───── Excerpted records
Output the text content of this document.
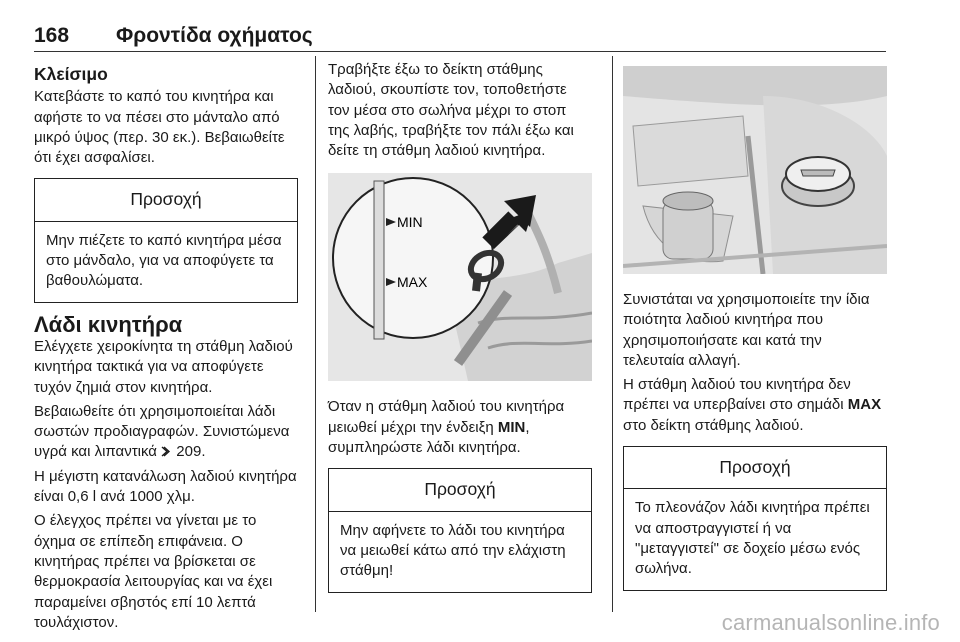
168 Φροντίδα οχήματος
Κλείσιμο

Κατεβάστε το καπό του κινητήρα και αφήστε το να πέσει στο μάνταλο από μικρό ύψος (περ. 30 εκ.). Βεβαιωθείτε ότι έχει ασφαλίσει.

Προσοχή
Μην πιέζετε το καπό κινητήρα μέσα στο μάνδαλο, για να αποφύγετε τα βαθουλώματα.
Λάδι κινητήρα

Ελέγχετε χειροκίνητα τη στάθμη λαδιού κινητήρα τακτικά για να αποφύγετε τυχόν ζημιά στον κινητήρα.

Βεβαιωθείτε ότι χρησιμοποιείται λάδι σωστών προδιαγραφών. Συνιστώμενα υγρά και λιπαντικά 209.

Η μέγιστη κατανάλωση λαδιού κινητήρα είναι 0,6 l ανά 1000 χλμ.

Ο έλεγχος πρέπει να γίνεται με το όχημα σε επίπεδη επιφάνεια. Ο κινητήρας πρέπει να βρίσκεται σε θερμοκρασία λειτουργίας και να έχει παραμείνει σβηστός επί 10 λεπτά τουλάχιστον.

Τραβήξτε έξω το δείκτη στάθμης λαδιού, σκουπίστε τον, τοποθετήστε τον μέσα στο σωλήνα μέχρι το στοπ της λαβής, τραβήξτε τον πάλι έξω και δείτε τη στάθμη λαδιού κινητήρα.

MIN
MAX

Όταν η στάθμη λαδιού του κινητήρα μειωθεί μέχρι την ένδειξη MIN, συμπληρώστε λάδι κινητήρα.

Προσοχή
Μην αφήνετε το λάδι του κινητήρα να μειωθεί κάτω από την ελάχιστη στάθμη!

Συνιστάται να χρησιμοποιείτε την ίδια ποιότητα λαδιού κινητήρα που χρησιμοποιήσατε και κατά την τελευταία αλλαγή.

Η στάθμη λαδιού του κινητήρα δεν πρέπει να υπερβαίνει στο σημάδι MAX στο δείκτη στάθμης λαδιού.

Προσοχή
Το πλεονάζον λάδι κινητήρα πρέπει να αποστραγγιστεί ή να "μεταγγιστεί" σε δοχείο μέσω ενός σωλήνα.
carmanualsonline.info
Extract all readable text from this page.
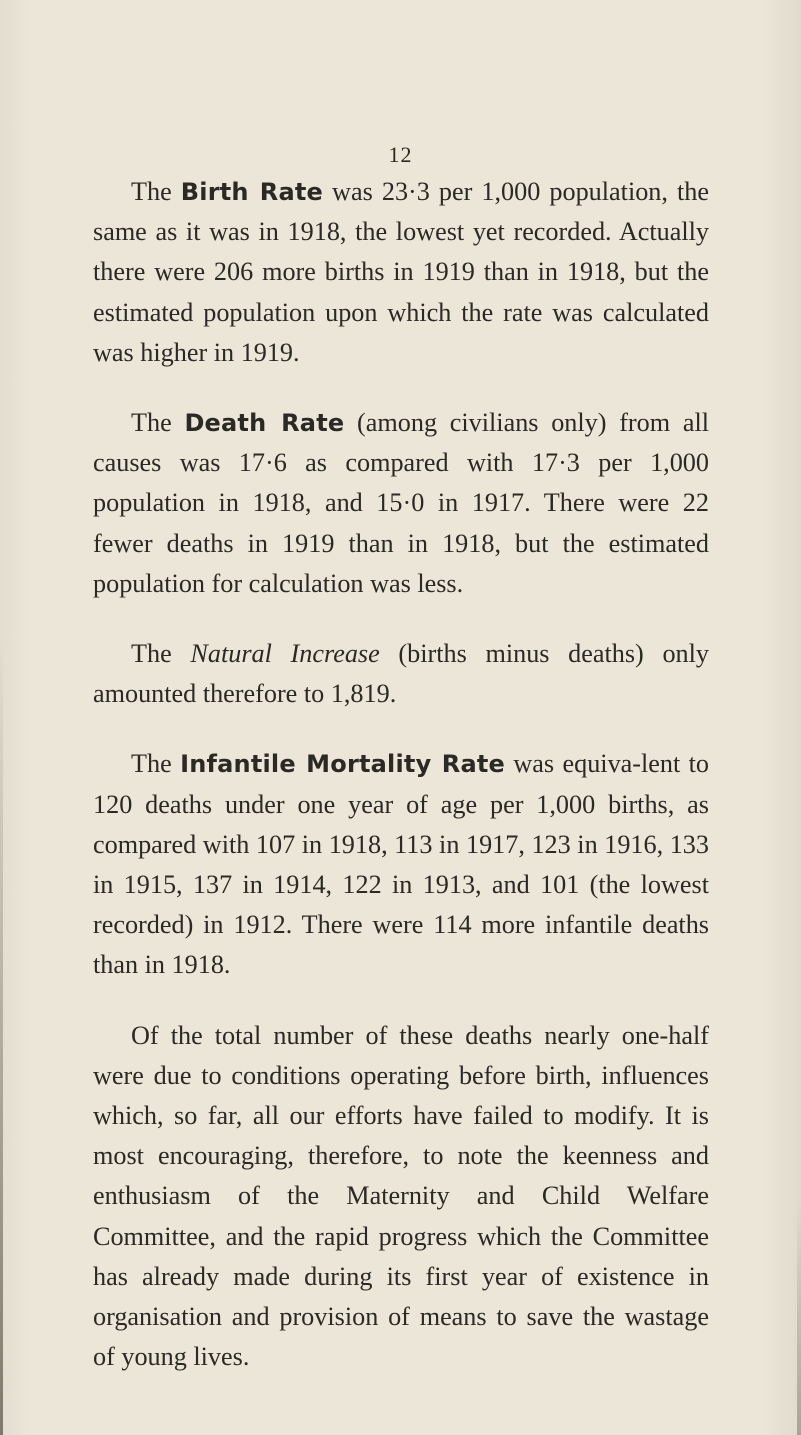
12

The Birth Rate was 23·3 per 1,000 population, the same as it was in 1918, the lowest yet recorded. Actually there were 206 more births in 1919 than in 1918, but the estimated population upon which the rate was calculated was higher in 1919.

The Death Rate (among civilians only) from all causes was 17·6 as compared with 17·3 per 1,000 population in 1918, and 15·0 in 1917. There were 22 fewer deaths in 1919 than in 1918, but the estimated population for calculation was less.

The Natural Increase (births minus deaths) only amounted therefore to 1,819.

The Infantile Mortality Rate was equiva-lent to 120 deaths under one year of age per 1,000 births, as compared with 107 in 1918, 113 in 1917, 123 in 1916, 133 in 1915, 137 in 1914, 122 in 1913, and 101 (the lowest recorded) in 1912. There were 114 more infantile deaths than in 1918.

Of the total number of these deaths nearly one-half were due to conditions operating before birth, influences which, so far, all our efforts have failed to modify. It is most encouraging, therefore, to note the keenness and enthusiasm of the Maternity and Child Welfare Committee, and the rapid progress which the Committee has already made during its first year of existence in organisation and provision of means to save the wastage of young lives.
──────────
**Directions**
Take the listing and print it again exactly, but without any pictures.

**Complete response**
Output the text content of this document.
168 Φροντίδα οχήματος
Κλείσιμο

Κατεβάστε το καπό του κινητήρα και αφήστε το να πέσει στο μάνταλο από μικρό ύψος (περ. 30 εκ.). Βεβαιωθείτε ότι έχει ασφαλίσει.

Προσοχή
Μην πιέζετε το καπό κινητήρα μέσα στο μάνδαλο, για να αποφύγετε τα βαθουλώματα.
Λάδι κινητήρα

Ελέγχετε χειροκίνητα τη στάθμη λαδιού κινητήρα τακτικά για να αποφύγετε τυχόν ζημιά στον κινητήρα.

Βεβαιωθείτε ότι χρησιμοποιείται λάδι σωστών προδιαγραφών. Συνιστώμενα υγρά και λιπαντικά 209.

Η μέγιστη κατανάλωση λαδιού κινητήρα είναι 0,6 l ανά 1000 χλμ.

Ο έλεγχος πρέπει να γίνεται με το όχημα σε επίπεδη επιφάνεια. Ο κινητήρας πρέπει να βρίσκεται σε θερμοκρασία λειτουργίας και να έχει παραμείνει σβηστός επί 10 λεπτά τουλάχιστον.

Τραβήξτε έξω το δείκτη στάθμης λαδιού, σκουπίστε τον, τοποθετήστε τον μέσα στο σωλήνα μέχρι το στοπ της λαβής, τραβήξτε τον πάλι έξω και δείτε τη στάθμη λαδιού κινητήρα.

MIN
MAX

Όταν η στάθμη λαδιού του κινητήρα μειωθεί μέχρι την ένδειξη MIN, συμπληρώστε λάδι κινητήρα.

Προσοχή
Μην αφήνετε το λάδι του κινητήρα να μειωθεί κάτω από την ελάχιστη στάθμη!

Συνιστάται να χρησιμοποιείτε την ίδια ποιότητα λαδιού κινητήρα που χρησιμοποιήσατε και κατά την τελευταία αλλαγή.

Η στάθμη λαδιού του κινητήρα δεν πρέπει να υπερβαίνει στο σημάδι MAX στο δείκτη στάθμης λαδιού.

Προσοχή
Το πλεονάζον λάδι κινητήρα πρέπει να αποστραγγιστεί ή να "μεταγγιστεί" σε δοχείο μέσω ενός σωλήνα.
carmanualsonline.info
Extract all readable text from this page.
12

The Birth Rate was 23·3 per 1,000 population, the same as it was in 1918, the lowest yet recorded. Actually there were 206 more births in 1919 than in 1918, but the estimated population upon which the rate was calculated was higher in 1919.

The Death Rate (among civilians only) from all causes was 17·6 as compared with 17·3 per 1,000 population in 1918, and 15·0 in 1917. There were 22 fewer deaths in 1919 than in 1918, but the estimated population for calculation was less.

The Natural Increase (births minus deaths) only amounted therefore to 1,819.

The Infantile Mortality Rate was equiva-lent to 120 deaths under one year of age per 1,000 births, as compared with 107 in 1918, 113 in 1917, 123 in 1916, 133 in 1915, 137 in 1914, 122 in 1913, and 101 (the lowest recorded) in 1912. There were 114 more infantile deaths than in 1918.

Of the total number of these deaths nearly one-half were due to conditions operating before birth, influences which, so far, all our efforts have failed to modify. It is most encouraging, therefore, to note the keenness and enthusiasm of the Maternity and Child Welfare Committee, and the rapid progress which the Committee has already made during its first year of existence in organisation and provision of means to save the wastage of young lives.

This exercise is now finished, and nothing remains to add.